[STATED TASK]
Write out the material exactly, leaving every picture behind.
----------
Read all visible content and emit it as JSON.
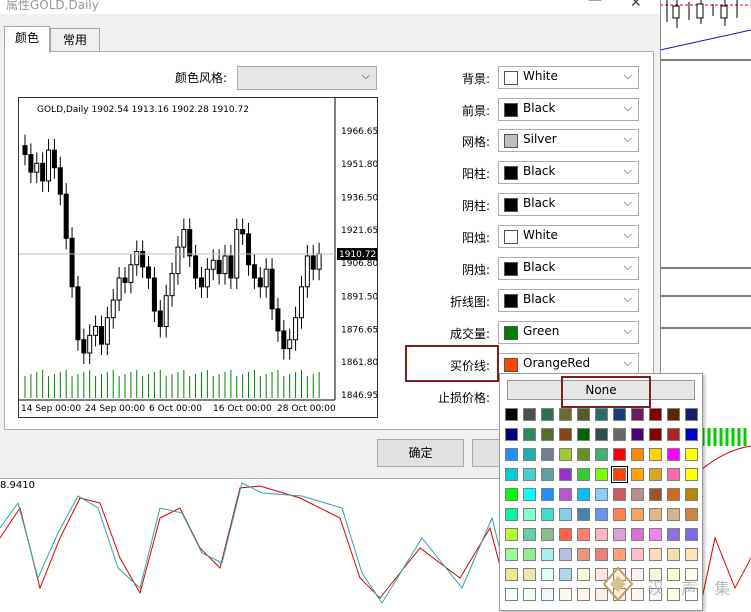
{
  "window": {
    "title": "属性GOLD,Daily"
  },
  "tabs": [
    {
      "label": "颜色",
      "active": true
    },
    {
      "label": "常用",
      "active": false
    }
  ],
  "scheme": {
    "label": "颜色风格:",
    "value": ""
  },
  "chart_preview": {
    "header": "GOLD,Daily   1902.54 1913.16 1902.28 1910.72",
    "price_ticks": [
      "1966.65",
      "1951.80",
      "1936.50",
      "1921.65",
      "1906.80",
      "1891.50",
      "1876.65",
      "1861.80",
      "1846.95"
    ],
    "current_price": "1910.72",
    "date_ticks": [
      "14 Sep 00:00",
      "24 Sep 00:00",
      "6 Oct 00:00",
      "16 Oct 00:00",
      "28 Oct 00:00"
    ]
  },
  "color_rows": [
    {
      "label": "背景:",
      "value": "White",
      "color": "#ffffff"
    },
    {
      "label": "前景:",
      "value": "Black",
      "color": "#000000"
    },
    {
      "label": "网格:",
      "value": "Silver",
      "color": "#c0c0c0"
    },
    {
      "label": "阳柱:",
      "value": "Black",
      "color": "#000000"
    },
    {
      "label": "阴柱:",
      "value": "Black",
      "color": "#000000"
    },
    {
      "label": "阳烛:",
      "value": "White",
      "color": "#ffffff"
    },
    {
      "label": "阴烛:",
      "value": "Black",
      "color": "#000000"
    },
    {
      "label": "折线图:",
      "value": "Black",
      "color": "#000000"
    },
    {
      "label": "成交量:",
      "value": "Green",
      "color": "#008000"
    },
    {
      "label": "买价线:",
      "value": "OrangeRed",
      "color": "#ff4500"
    },
    {
      "label": "止损价格:",
      "value": "",
      "color": ""
    }
  ],
  "buttons": {
    "ok": "确定"
  },
  "palette": {
    "none_label": "None"
  },
  "background_indicator": {
    "value_label": "8.9410"
  },
  "watermark": {
    "text": "汉 声 集 团"
  }
}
----------
[RESPONSE]
Read all visible content and emit it as JSON.
{
  "window": {
    "title": "属性GOLD,Daily"
  },
  "tabs": [
    {
      "label": "颜色",
      "active": true
    },
    {
      "label": "常用",
      "active": false
    }
  ],
  "scheme": {
    "label": "颜色风格:",
    "value": ""
  },
  "chart_preview": {
    "header": "GOLD,Daily   1902.54 1913.16 1902.28 1910.72",
    "price_ticks": [
      "1966.65",
      "1951.80",
      "1936.50",
      "1921.65",
      "1906.80",
      "1891.50",
      "1876.65",
      "1861.80",
      "1846.95"
    ],
    "current_price": "1910.72",
    "date_ticks": [
      "14 Sep 00:00",
      "24 Sep 00:00",
      "6 Oct 00:00",
      "16 Oct 00:00",
      "28 Oct 00:00"
    ]
  },
  "color_rows": [
    {
      "label": "背景:",
      "value": "White",
      "color": "#ffffff"
    },
    {
      "label": "前景:",
      "value": "Black",
      "color": "#000000"
    },
    {
      "label": "网格:",
      "value": "Silver",
      "color": "#c0c0c0"
    },
    {
      "label": "阳柱:",
      "value": "Black",
      "color": "#000000"
    },
    {
      "label": "阴柱:",
      "value": "Black",
      "color": "#000000"
    },
    {
      "label": "阳烛:",
      "value": "White",
      "color": "#ffffff"
    },
    {
      "label": "阴烛:",
      "value": "Black",
      "color": "#000000"
    },
    {
      "label": "折线图:",
      "value": "Black",
      "color": "#000000"
    },
    {
      "label": "成交量:",
      "value": "Green",
      "color": "#008000"
    },
    {
      "label": "买价线:",
      "value": "OrangeRed",
      "color": "#ff4500"
    },
    {
      "label": "止损价格:",
      "value": "",
      "color": ""
    }
  ],
  "buttons": {
    "ok": "确定"
  },
  "palette": {
    "none_label": "None"
  },
  "background_indicator": {
    "value_label": "8.9410"
  },
  "watermark": {
    "text": "汉 声 集 团"
  }
}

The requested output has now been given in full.